The problem
Duplicate, without changes, the stretch of the listing from the line that contains "table-body: 上游资源 有色金属" through the line that contains "count-cell: 19 <box>728 118 811 131</box>", both ends included.

Task data

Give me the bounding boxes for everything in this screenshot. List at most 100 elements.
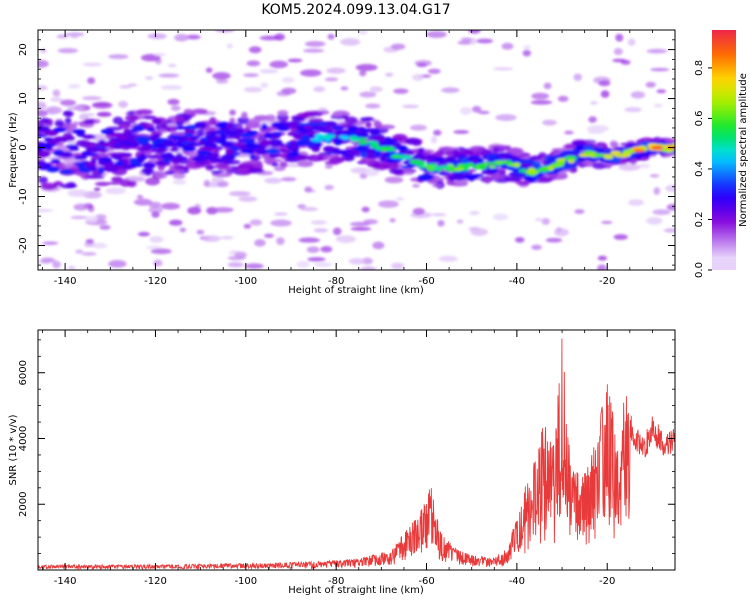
heatmap-cell (515, 180, 531, 185)
heatmap-cell (426, 30, 447, 39)
heatmap-cell (148, 206, 164, 214)
heatmap-cell (227, 255, 246, 261)
heatmap-cell (146, 127, 156, 132)
heatmap-cell (613, 234, 628, 240)
heatmap-cell (618, 163, 641, 171)
heatmap-cell (354, 146, 370, 153)
heatmap-cell (440, 87, 460, 93)
heatmap-cell (365, 103, 381, 109)
heatmap-cell (75, 249, 84, 254)
heatmap-cell (259, 139, 273, 147)
heatmap-cell (389, 218, 396, 223)
heatmap-cell (195, 129, 205, 137)
heatmap-cell (335, 118, 344, 122)
heatmap-cell (66, 106, 86, 111)
heatmap-cell (108, 54, 129, 60)
heatmap-cell (372, 241, 385, 250)
heatmap-cell (370, 135, 386, 142)
heatmap-cell (260, 82, 269, 89)
heatmap-cell (215, 30, 235, 33)
heatmap-cell (47, 139, 60, 145)
heatmap-cell (56, 34, 69, 39)
heatmap-cell (151, 118, 163, 125)
heatmap-cell (227, 262, 244, 268)
heatmap-cell (61, 123, 78, 131)
heatmap-cell (361, 257, 374, 265)
heatmap-cell (68, 83, 81, 89)
heatmap-cell (265, 114, 276, 122)
heatmap-cell (526, 169, 536, 174)
heatmap-cell (373, 152, 383, 157)
heatmap-cell (574, 209, 585, 214)
heatmap-cell (350, 137, 362, 142)
heatmap-cell (173, 166, 189, 170)
heatmap-cell (172, 179, 187, 185)
snr-frame (37, 329, 676, 571)
heatmap-cell (311, 146, 320, 152)
heatmap-cell (417, 174, 433, 182)
heatmap-cell (313, 86, 326, 93)
heatmap-cell (280, 177, 297, 182)
spectrogram-y-ticks: 20 10 0 -10 -20 (18, 29, 675, 266)
heatmap-cell (353, 132, 369, 138)
heatmap-cell (153, 259, 163, 267)
colorbar-tick-label: 0.2 (694, 212, 705, 228)
colorbar-ticks: 0.0 0.2 0.4 0.6 0.8 (694, 60, 712, 278)
heatmap-cell (70, 215, 88, 220)
heatmap-cell (206, 153, 220, 158)
heatmap-cell (268, 158, 283, 163)
heatmap-cell (553, 154, 568, 159)
heatmap-cell (73, 203, 89, 211)
heatmap-cell (397, 145, 408, 152)
heatmap-cell (214, 163, 229, 169)
y-tick-label: 2000 (18, 492, 29, 517)
heatmap-cell (530, 100, 553, 105)
heatmap-cell (64, 117, 72, 125)
heatmap-cell (216, 78, 229, 84)
spectrogram-x-axis-label: Height of straight line (km) (288, 285, 424, 296)
heatmap-cell (174, 33, 189, 42)
heatmap-cell (78, 167, 92, 173)
heatmap-cell (588, 116, 597, 123)
heatmap-cell (261, 123, 268, 131)
x-tick-label: -100 (234, 276, 257, 287)
heatmap-cell (144, 76, 154, 80)
heatmap-cell (522, 49, 532, 57)
heatmap-cell (192, 155, 207, 162)
heatmap-cell (199, 146, 213, 150)
colorbar-tick-label: 0.0 (694, 262, 705, 278)
heatmap-cell (615, 33, 624, 42)
heatmap-cell (665, 184, 675, 193)
heatmap-cell (158, 129, 168, 133)
heatmap-cell (518, 169, 528, 173)
heatmap-cell (393, 88, 409, 94)
heatmap-cell (79, 113, 96, 117)
heatmap-cell (81, 252, 97, 256)
heatmap-cell (45, 106, 62, 115)
heatmap-cell (396, 137, 405, 142)
heatmap-cell (360, 151, 368, 158)
heatmap-cell (209, 157, 224, 163)
heatmap-cell (310, 111, 324, 117)
heatmap-cell (321, 121, 337, 126)
heatmap-cell (99, 224, 111, 230)
heatmap-cell (390, 154, 403, 159)
heatmap-cell (590, 101, 598, 105)
heatmap-cell (238, 196, 258, 202)
heatmap-cell (459, 106, 472, 115)
y-tick-label: -10 (18, 188, 29, 204)
heatmap-cell (350, 226, 372, 231)
heatmap-cell (245, 263, 264, 269)
heatmap-cell (125, 114, 139, 122)
heatmap-cell (158, 73, 180, 78)
heatmap-cell (249, 219, 263, 226)
heatmap-cell (146, 245, 162, 250)
x-tick-label: -60 (418, 276, 434, 287)
x-tick-label: -80 (328, 576, 344, 587)
heatmap-cell (299, 237, 319, 243)
heatmap-cell (119, 152, 133, 157)
heatmap-cell (273, 166, 286, 172)
heatmap-cell (601, 154, 613, 157)
heatmap-cell (544, 161, 553, 165)
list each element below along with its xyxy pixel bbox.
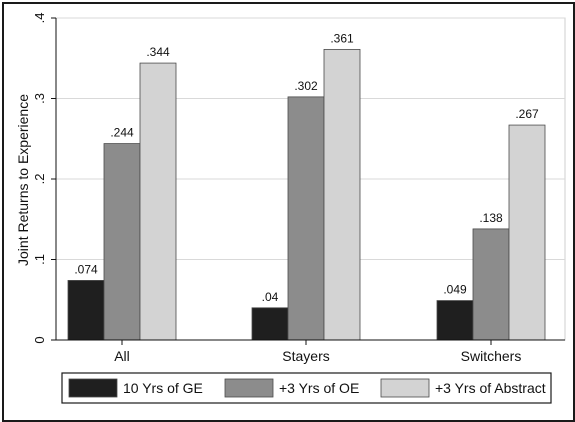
- x-tick-label: Stayers: [282, 348, 329, 364]
- data-label: .049: [443, 283, 467, 297]
- bar: [251, 307, 289, 341]
- legend-label: 10 Yrs of GE: [123, 380, 203, 396]
- legend-swatch: [68, 378, 118, 398]
- legend-swatch: [224, 378, 274, 398]
- data-label: .04: [262, 290, 279, 304]
- bar: [472, 228, 510, 341]
- data-label: .344: [146, 45, 170, 59]
- y-axis: 0 .1 .2 .3 .4: [32, 13, 56, 344]
- y-tick-label: 0: [32, 336, 47, 343]
- data-label: .361: [330, 31, 354, 45]
- legend-label: +3 Yrs of Abstract: [435, 380, 546, 396]
- bar: [67, 280, 105, 341]
- bar: [508, 124, 546, 341]
- x-tick-label: Switchers: [461, 348, 522, 364]
- y-axis-title: Joint Returns to Experience: [15, 94, 31, 266]
- bar: [323, 48, 361, 341]
- bars: [67, 48, 546, 341]
- x-axis: All Stayers Switchers: [114, 340, 521, 364]
- bar: [436, 300, 474, 341]
- legend: 10 Yrs of GE +3 Yrs of OE +3 Yrs of Abstra…: [61, 372, 552, 404]
- y-tick-label: .1: [32, 254, 47, 265]
- bar: [139, 62, 177, 341]
- legend-box: [61, 372, 552, 404]
- bar: [103, 143, 141, 341]
- data-labels: .074 .244 .344 .04 .302 .361 .049 .138 .267: [74, 31, 539, 303]
- bar: [287, 96, 325, 341]
- legend-swatch: [380, 378, 430, 398]
- data-label: .244: [110, 126, 134, 140]
- legend-label: +3 Yrs of OE: [279, 380, 359, 396]
- data-label: .267: [515, 107, 539, 121]
- data-label: .074: [74, 262, 98, 276]
- y-tick-label: .4: [32, 13, 47, 24]
- data-label: .302: [294, 79, 318, 93]
- y-tick-label: .2: [32, 174, 47, 185]
- x-tick-label: All: [114, 348, 130, 364]
- y-tick-label: .3: [32, 93, 47, 104]
- data-label: .138: [479, 211, 503, 225]
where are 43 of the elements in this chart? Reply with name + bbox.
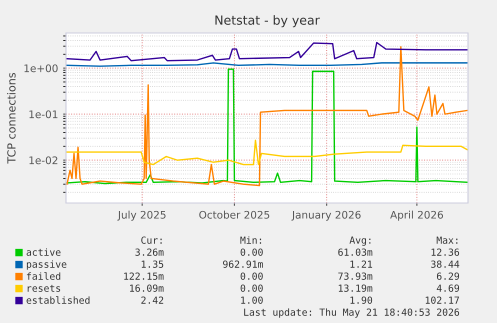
text: 0.00 [240,284,263,292]
legend-label: passive [26,260,66,270]
text: 1.35 [142,260,164,268]
text: 4.69 [436,284,460,292]
legend-label: active [26,248,61,256]
legend-label: failed [26,272,60,280]
x-tick-label: July 2025 [117,210,166,221]
legend-label: resets [28,284,60,292]
text: 2.42 [141,296,164,304]
text: Last update: Thu May 21 18:40:53 2026 [244,308,460,318]
text: Avg: [350,236,370,246]
text: 38.44 [431,260,460,268]
text: 102.17 [426,296,459,304]
text: 13.19m [338,284,372,292]
line-series [66,42,468,62]
y-tick-label: 1e-01 [29,110,58,118]
legend-label: established [26,296,90,304]
line-series [66,68,468,184]
text: 962.91m [223,260,263,268]
text: 16.09m [130,284,164,292]
text: 12.36 [432,248,460,256]
text: 6.29 [436,272,460,280]
text: 1.21 [350,260,372,268]
text: 3.26m [135,248,164,256]
text: 0.00 [240,272,263,280]
x-tick-label: April 2026 [390,210,444,221]
text: Cur: [141,236,162,244]
chart-title: Netstat - by year [215,15,320,28]
text: 0.00 [240,248,263,256]
y-tick-label: 1e+00 [24,64,58,72]
text: Min: [240,236,262,244]
text: 61.03m [338,248,372,256]
y-axis-title: TCP connections [7,72,16,164]
text: 1.90 [350,296,372,304]
text: 122.15m [124,272,164,280]
y-tick-label: 1e-02 [29,156,58,164]
line-series [66,46,468,186]
x-tick-label: January 2026 [291,210,361,221]
x-tick-label: October 2025 [199,210,270,219]
text: Max: [436,236,458,244]
line-series [66,140,468,166]
text: 73.93m [338,272,372,280]
text: 1.00 [241,296,263,304]
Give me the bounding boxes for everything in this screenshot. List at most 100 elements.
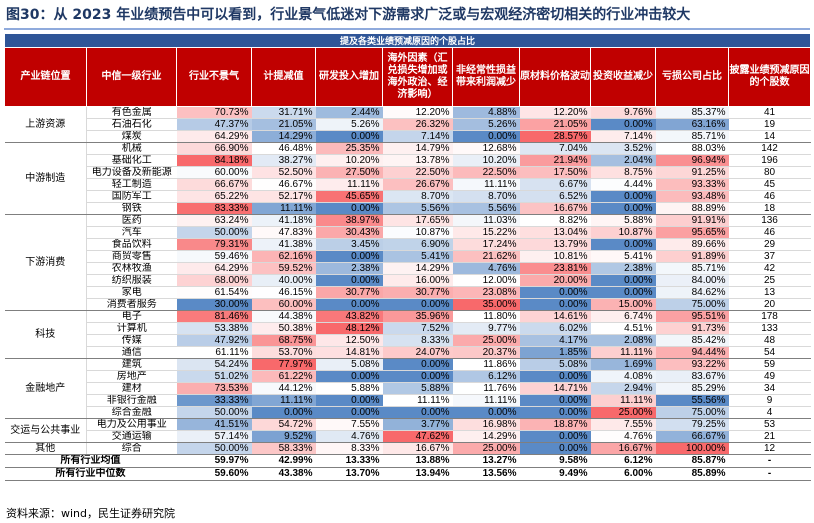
table-body: 上游资源 有色金属 70.73% 31.71% 2.44% 12.20% 4.88% 12.2… <box>4 106 811 481</box>
value-cell: 14.71% <box>519 382 591 395</box>
count-cell: 4 <box>728 406 811 419</box>
value-cell: 88.89% <box>655 202 729 215</box>
value-cell: 66.67% <box>176 178 252 191</box>
value-cell: 95.65% <box>655 226 729 239</box>
value-cell: 16.98% <box>452 418 520 431</box>
industry-cell: 通信 <box>86 346 177 359</box>
count-cell: 19 <box>728 118 811 131</box>
value-cell: 16.67% <box>590 442 656 455</box>
table-row: 交运与公共事业 电力及公用事业 41.51% 54.72% 7.55% 3.77% 16.9… <box>4 418 811 443</box>
figure-title: 图30：从 2023 年业绩预告中可以看到，行业景气低迷对下游需求广泛或与宏观经… <box>6 7 691 23</box>
value-cell: 44.38% <box>251 310 316 323</box>
value-cell: 5.41% <box>382 250 453 263</box>
column-header: 产业链位置 <box>4 47 87 107</box>
industry-cell: 综合金融 <box>86 406 177 419</box>
table-row: 综合金融 50.00% 0.00% 0.00% 0.00% 0.00% 0.00% 25.00… <box>5 406 811 419</box>
value-cell: 81.46% <box>176 310 252 323</box>
value-cell: 2.44% <box>315 106 383 119</box>
value-cell: 25.00% <box>452 442 520 455</box>
value-cell: 35.00% <box>452 298 520 311</box>
value-cell: 11.11% <box>251 394 316 407</box>
column-header: 非经常性损益带来利润减少 <box>452 47 520 107</box>
value-cell: 3.77% <box>382 418 453 431</box>
value-cell: 47.62% <box>382 430 453 443</box>
value-cell: 59.46% <box>176 250 252 263</box>
value-cell: 5.26% <box>315 118 383 131</box>
column-header: 研发投入增加 <box>315 47 383 107</box>
value-cell: 22.50% <box>452 166 520 179</box>
value-cell: 8.75% <box>590 166 656 179</box>
value-cell: 7.14% <box>590 130 656 143</box>
value-cell: 48.12% <box>315 322 383 335</box>
value-cell: 55.56% <box>655 394 729 407</box>
value-cell: 6.67% <box>519 178 591 191</box>
value-cell: 18.87% <box>519 418 591 431</box>
value-cell: 38.97% <box>315 214 383 227</box>
count-cell: 41 <box>728 106 811 119</box>
value-cell: 4.08% <box>590 370 656 383</box>
value-cell: 2.08% <box>590 334 656 347</box>
value-cell: 11.80% <box>452 310 520 323</box>
count-cell: 133 <box>728 322 811 335</box>
count-cell: 25 <box>728 274 811 287</box>
value-cell: 3.45% <box>315 238 383 251</box>
count-cell: 13 <box>728 286 811 299</box>
value-cell: 64.29% <box>176 130 252 143</box>
value-cell: 0.00% <box>382 406 453 419</box>
value-cell: 5.88% <box>315 382 383 395</box>
value-cell: 46.48% <box>251 142 316 155</box>
chain-position-cell: 上游资源 <box>4 106 87 143</box>
table-row: 食品饮料 79.31% 41.38% 3.45% 6.90% 17.24% 13.79% 0.… <box>5 238 811 251</box>
value-cell: 0.00% <box>452 130 520 143</box>
table-row: 上游资源 有色金属 70.73% 31.71% 2.44% 12.20% 4.88% 12.2… <box>4 106 811 143</box>
value-cell: 1.69% <box>590 358 656 371</box>
value-cell: 14.79% <box>382 142 453 155</box>
value-cell: 9.77% <box>452 322 520 335</box>
value-cell: 16.67% <box>519 202 591 215</box>
value-cell: 93.22% <box>655 358 729 371</box>
table-row: 农林牧渔 64.29% 59.52% 2.38% 14.29% 4.76% 23.81% 2.… <box>5 262 811 275</box>
count-cell: 20 <box>728 298 811 311</box>
value-cell: 17.24% <box>452 238 520 251</box>
value-cell: 13.78% <box>382 154 453 167</box>
value-cell: 70.73% <box>176 106 252 119</box>
value-cell: 0.00% <box>519 394 591 407</box>
value-cell: 100.00% <box>655 442 729 455</box>
summary-value-cell: 9.49% <box>519 467 591 481</box>
value-cell: 28.57% <box>519 130 591 143</box>
column-header: 原材料价格波动 <box>519 47 591 107</box>
industry-cell: 消费者服务 <box>86 298 177 311</box>
count-cell: 18 <box>728 202 811 215</box>
value-cell: 83.67% <box>655 370 729 383</box>
value-cell: 0.00% <box>315 250 383 263</box>
value-cell: 66.67% <box>655 430 729 443</box>
count-cell: 142 <box>728 142 811 155</box>
value-cell: 7.14% <box>382 130 453 143</box>
summary-value-cell: 59.60% <box>176 467 252 481</box>
summary-value-cell: 42.99% <box>251 454 316 468</box>
industry-table: 提及各类业绩预减原因的个股占比 产业链位置 中信一级行业 行业不景气 计提减值 … <box>3 33 812 481</box>
value-cell: 59.52% <box>251 262 316 275</box>
value-cell: 61.22% <box>251 370 316 383</box>
summary-value-cell: 13.70% <box>315 467 383 481</box>
industry-cell: 轻工制造 <box>86 178 177 191</box>
value-cell: 20.37% <box>452 346 520 359</box>
value-cell: 94.44% <box>655 346 729 359</box>
value-cell: 12.68% <box>452 142 520 155</box>
value-cell: 0.00% <box>382 358 453 371</box>
column-header: 披露业绩预减原因的个股数 <box>727 47 812 107</box>
title-divider <box>4 28 810 30</box>
industry-cell: 有色金属 <box>86 106 177 119</box>
value-cell: 16.67% <box>382 442 453 455</box>
industry-cell: 基础化工 <box>86 154 177 167</box>
value-cell: 8.70% <box>452 190 520 203</box>
value-cell: 24.07% <box>382 346 453 359</box>
value-cell: 15.00% <box>590 298 656 311</box>
value-cell: 73.53% <box>176 382 252 395</box>
value-cell: 12.00% <box>452 274 520 287</box>
table-row: 钢铁 83.33% 11.11% 0.00% 5.56% 5.56% 16.67% 0.00%… <box>5 202 811 215</box>
column-header: 行业不景气 <box>176 47 252 107</box>
industry-cell: 国防军工 <box>86 190 177 203</box>
value-cell: 11.11% <box>452 178 520 191</box>
value-cell: 26.32% <box>382 118 453 131</box>
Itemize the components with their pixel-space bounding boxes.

Response to this task
table-body: 上游资源 有色金属 70.73% 31.71% 2.44% 12.20% 4.88% 12.2… <box>4 106 811 481</box>
value-cell: 14.71% <box>519 382 591 395</box>
count-cell: 4 <box>728 406 811 419</box>
value-cell: 88.89% <box>655 202 729 215</box>
value-cell: 66.67% <box>176 178 252 191</box>
value-cell: 95.65% <box>655 226 729 239</box>
value-cell: 16.98% <box>452 418 520 431</box>
industry-cell: 通信 <box>86 346 177 359</box>
count-cell: 19 <box>728 118 811 131</box>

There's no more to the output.